### What is expected
In the excerpt on export price and normal value, what was used as the date of sale?

### Text excerpt

+---+

We calculated EP based on the prices
charged to the first unaffiliated
customer in the United States. We used
invoice date as the date of sale. We
based EP on the packed FOB Indian port
prices to the first unaffiliated purchasers
in the United States. We made
deductions for movement expenses in
accordance with section 772(c)(2)(A) of
the Tariff Act, including domestic
inland freight and domestic brokerage
and handling.
Normal Value
A. Viability
In order to determine whether there is
sufficient volume of sales in the home
market to serve as a viable basis for
calculating NV (i.e., the aggregate
volume of home market sales of the
foreign like product during the POR is
equal to or greater than five percent of
the aggregate volume of U.S. sales of
subject merchandise during the POR),
we compared Kunj’s volume of home
market sales of the foreign like product
to the volume of U.S. sales of the subject
merchandise. See section
773(a)(1)(C)(iii) of the Tariff Act. Based
on Kunj’s reported home market and
U.S. sales quantities, we determine that
the volume of aggregate home market
sales during the POR is equal to or
greater than five percent of the aggregate
volume of U.S. sales of subject
merchandise during the POR.
Accordingly, we find that Kunj had a
viable home market. Therefore, we
based NV on home market sales to
unaffiliated purchasers made in the
usual quantities and in the ordinary
course of trade. See the January 25,
2007, analysis memorandum for a
further discussion of home market
viability.

+---+

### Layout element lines
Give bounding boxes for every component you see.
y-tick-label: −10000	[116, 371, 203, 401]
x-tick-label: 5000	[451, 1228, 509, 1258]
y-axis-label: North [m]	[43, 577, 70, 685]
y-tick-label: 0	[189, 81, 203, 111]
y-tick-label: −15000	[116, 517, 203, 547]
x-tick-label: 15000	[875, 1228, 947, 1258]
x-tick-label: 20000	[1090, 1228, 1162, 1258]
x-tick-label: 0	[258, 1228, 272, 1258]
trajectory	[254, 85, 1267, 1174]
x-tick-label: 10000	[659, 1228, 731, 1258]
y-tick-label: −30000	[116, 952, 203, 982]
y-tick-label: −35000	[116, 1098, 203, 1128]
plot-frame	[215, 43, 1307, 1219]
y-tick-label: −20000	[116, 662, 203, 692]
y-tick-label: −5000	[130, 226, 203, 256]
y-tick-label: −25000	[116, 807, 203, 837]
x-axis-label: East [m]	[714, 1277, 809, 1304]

+---+

### Response below
The invoice date was used as the date of sale.